The records must be retyped exactly, with no pictures included.

Figure record extracts:
......

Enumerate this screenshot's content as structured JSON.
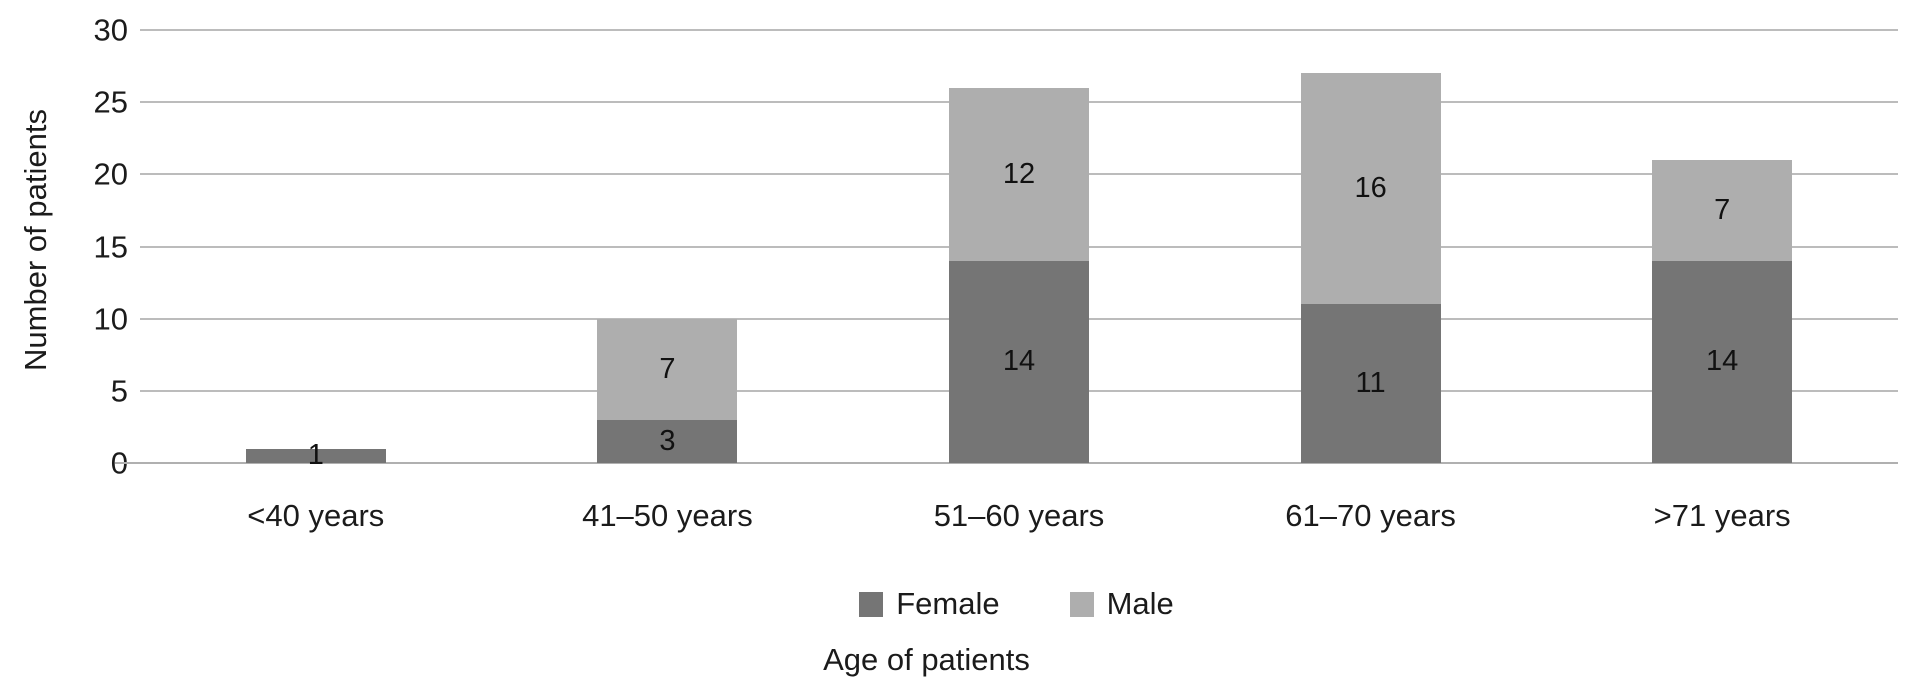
{
  "chart_data": {
    "type": "bar",
    "stacked": true,
    "title": "",
    "xlabel": "Age of patients",
    "ylabel": "Number of patients",
    "categories": [
      "<40 years",
      "41–50 years",
      "51–60 years",
      "61–70 years",
      ">71 years"
    ],
    "series": [
      {
        "name": "Female",
        "color": "#757575",
        "values": [
          1,
          3,
          14,
          11,
          14
        ]
      },
      {
        "name": "Male",
        "color": "#aeaeae",
        "values": [
          0,
          7,
          12,
          16,
          7
        ]
      }
    ],
    "yticks": [
      0,
      5,
      10,
      15,
      20,
      25,
      30
    ],
    "ylim": [
      0,
      30
    ],
    "grid": true,
    "legend_position": "bottom",
    "data_labels_visible": true
  },
  "colors": {
    "female": "#757575",
    "male": "#aeaeae",
    "gridline": "#bcbcbc",
    "axis_line": "#b0b0b0",
    "text": "#1b1b1b",
    "background": "#ffffff"
  }
}
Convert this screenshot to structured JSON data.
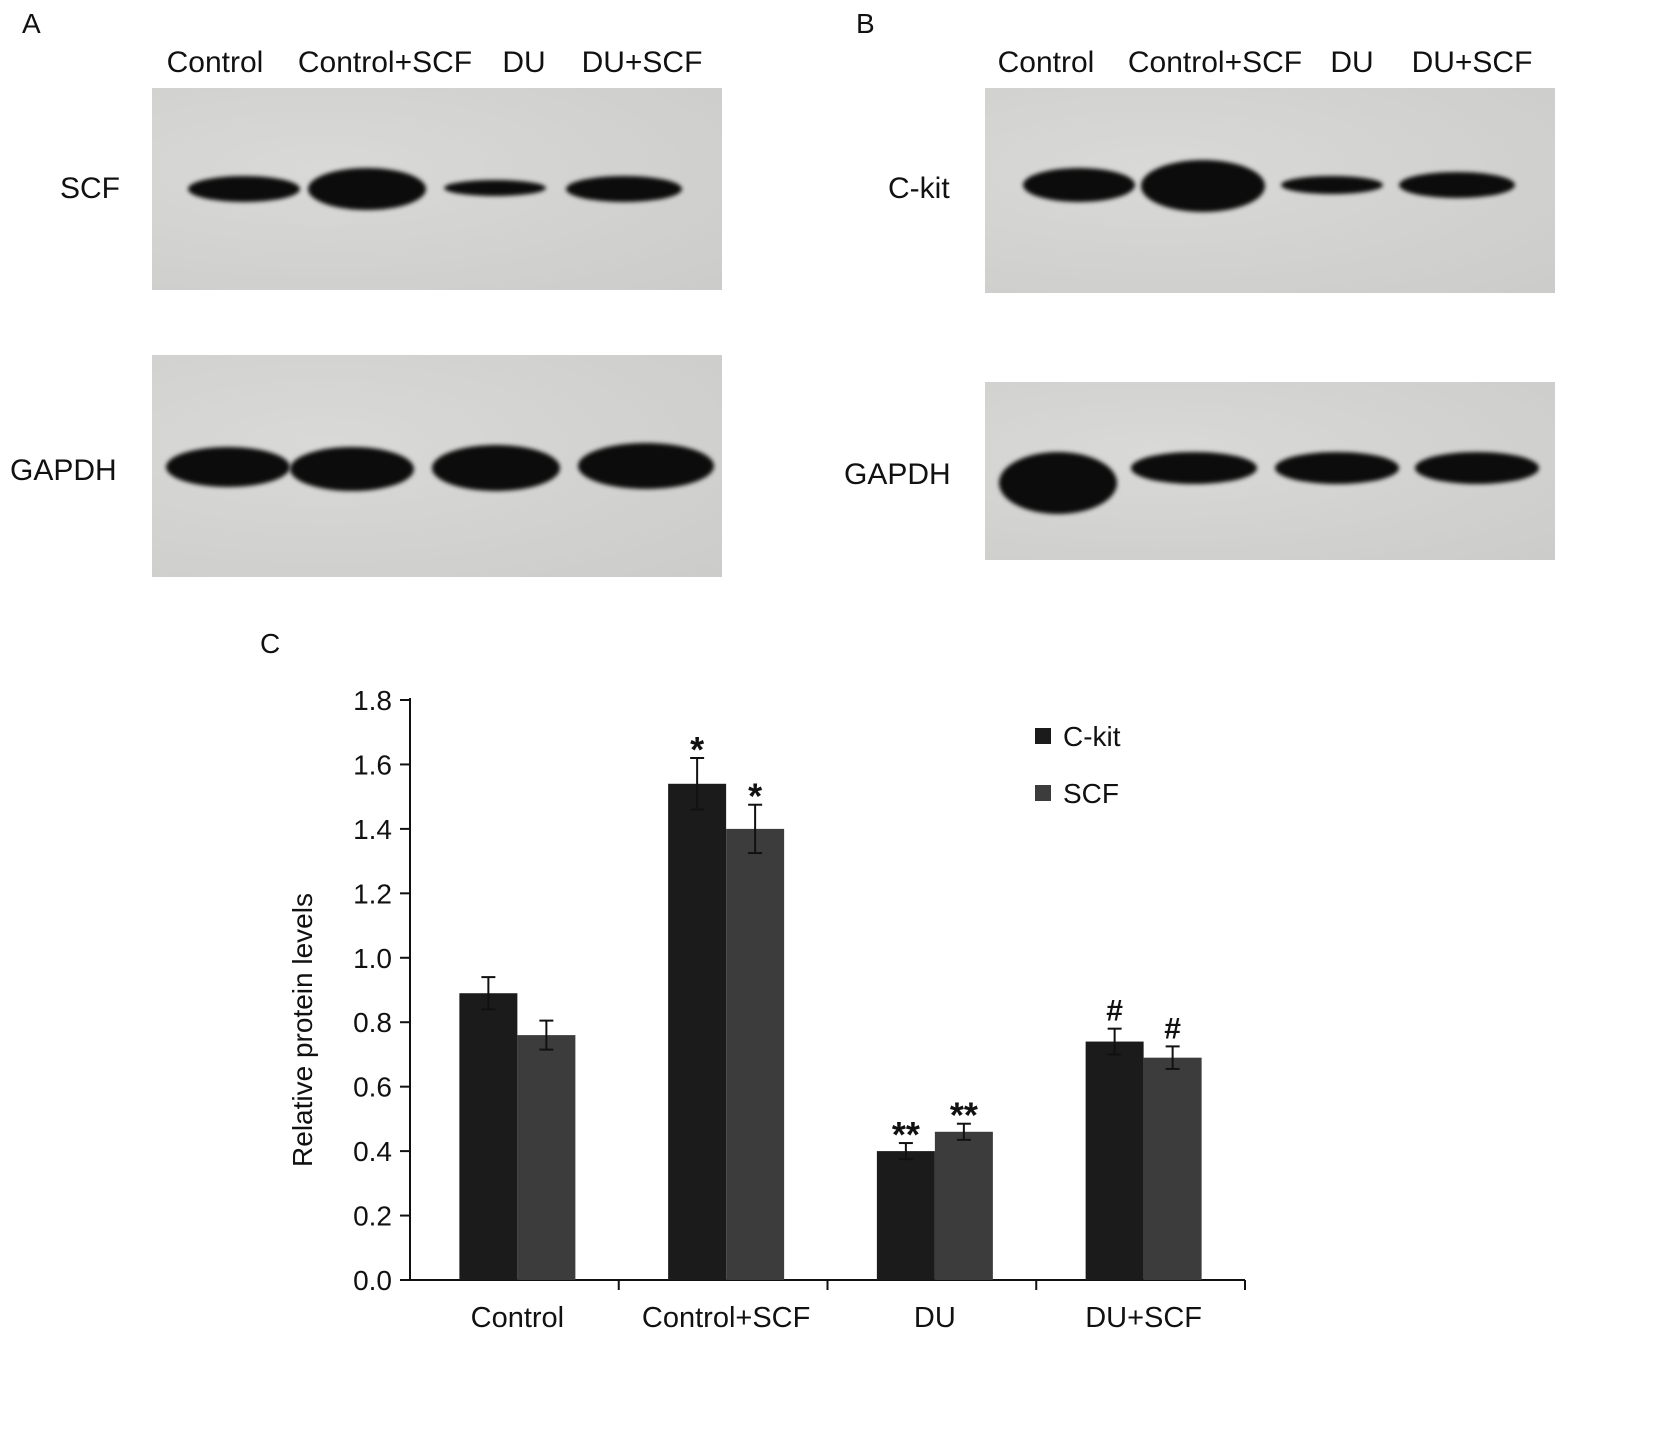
{
  "panels": {
    "a": {
      "letter": "A",
      "lanes": [
        "Control",
        "Control+SCF",
        "DU",
        "DU+SCF"
      ],
      "rows": [
        "SCF",
        "GAPDH"
      ]
    },
    "b": {
      "letter": "B",
      "lanes": [
        "Control",
        "Control+SCF",
        "DU",
        "DU+SCF"
      ],
      "rows": [
        "C-kit",
        "GAPDH"
      ]
    },
    "c": {
      "letter": "C"
    }
  },
  "colors": {
    "c_kit": "#1b1b1b",
    "scf": "#3c3c3c",
    "blot": "#d4d4d2",
    "band": "#0c0c0c"
  },
  "chart_data": {
    "type": "bar",
    "categories": [
      "Control",
      "Control+SCF",
      "DU",
      "DU+SCF"
    ],
    "series": [
      {
        "name": "C-kit",
        "values": [
          0.89,
          1.54,
          0.4,
          0.74
        ],
        "errors": [
          0.05,
          0.08,
          0.025,
          0.04
        ],
        "markers": [
          "",
          "*",
          "**",
          "#"
        ]
      },
      {
        "name": "SCF",
        "values": [
          0.76,
          1.4,
          0.46,
          0.69
        ],
        "errors": [
          0.045,
          0.075,
          0.025,
          0.035
        ],
        "markers": [
          "",
          "*",
          "**",
          "#"
        ]
      }
    ],
    "ylabel": "Relative protein levels",
    "xlabel": "",
    "ylim": [
      0,
      1.8
    ],
    "yticks": [
      "0.0",
      "0.2",
      "0.4",
      "0.6",
      "0.8",
      "1.0",
      "1.2",
      "1.4",
      "1.6",
      "1.8"
    ],
    "grid": false,
    "legend_position": "top-right"
  }
}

......

## TASK RESULT
Enumerate this screenshot's content as structured JSON.
{
  "chart_data": {
    "type": "bar",
    "stacked": true,
    "title": "",
    "xlabel": "Age of patients",
    "ylabel": "Number of patients",
    "categories": [
      "<40 years",
      "41–50 years",
      "51–60 years",
      "61–70 years",
      ">71 years"
    ],
    "series": [
      {
        "name": "Female",
        "color": "#757575",
        "values": [
          1,
          3,
          14,
          11,
          14
        ]
      },
      {
        "name": "Male",
        "color": "#aeaeae",
        "values": [
          0,
          7,
          12,
          16,
          7
        ]
      }
    ],
    "yticks": [
      0,
      5,
      10,
      15,
      20,
      25,
      30
    ],
    "ylim": [
      0,
      30
    ],
    "grid": true,
    "legend_position": "bottom",
    "data_labels_visible": true
  },
  "colors": {
    "female": "#757575",
    "male": "#aeaeae",
    "gridline": "#bcbcbc",
    "axis_line": "#b0b0b0",
    "text": "#1b1b1b",
    "background": "#ffffff"
  }
}
Convert this screenshot to structured JSON data.
{
  "panels": {
    "a": {
      "letter": "A",
      "lanes": [
        "Control",
        "Control+SCF",
        "DU",
        "DU+SCF"
      ],
      "rows": [
        "SCF",
        "GAPDH"
      ]
    },
    "b": {
      "letter": "B",
      "lanes": [
        "Control",
        "Control+SCF",
        "DU",
        "DU+SCF"
      ],
      "rows": [
        "C-kit",
        "GAPDH"
      ]
    },
    "c": {
      "letter": "C"
    }
  },
  "colors": {
    "c_kit": "#1b1b1b",
    "scf": "#3c3c3c",
    "blot": "#d4d4d2",
    "band": "#0c0c0c"
  },
  "chart_data": {
    "type": "bar",
    "categories": [
      "Control",
      "Control+SCF",
      "DU",
      "DU+SCF"
    ],
    "series": [
      {
        "name": "C-kit",
        "values": [
          0.89,
          1.54,
          0.4,
          0.74
        ],
        "errors": [
          0.05,
          0.08,
          0.025,
          0.04
        ],
        "markers": [
          "",
          "*",
          "**",
          "#"
        ]
      },
      {
        "name": "SCF",
        "values": [
          0.76,
          1.4,
          0.46,
          0.69
        ],
        "errors": [
          0.045,
          0.075,
          0.025,
          0.035
        ],
        "markers": [
          "",
          "*",
          "**",
          "#"
        ]
      }
    ],
    "ylabel": "Relative protein levels",
    "xlabel": "",
    "ylim": [
      0,
      1.8
    ],
    "yticks": [
      "0.0",
      "0.2",
      "0.4",
      "0.6",
      "0.8",
      "1.0",
      "1.2",
      "1.4",
      "1.6",
      "1.8"
    ],
    "grid": false,
    "legend_position": "top-right"
  }
}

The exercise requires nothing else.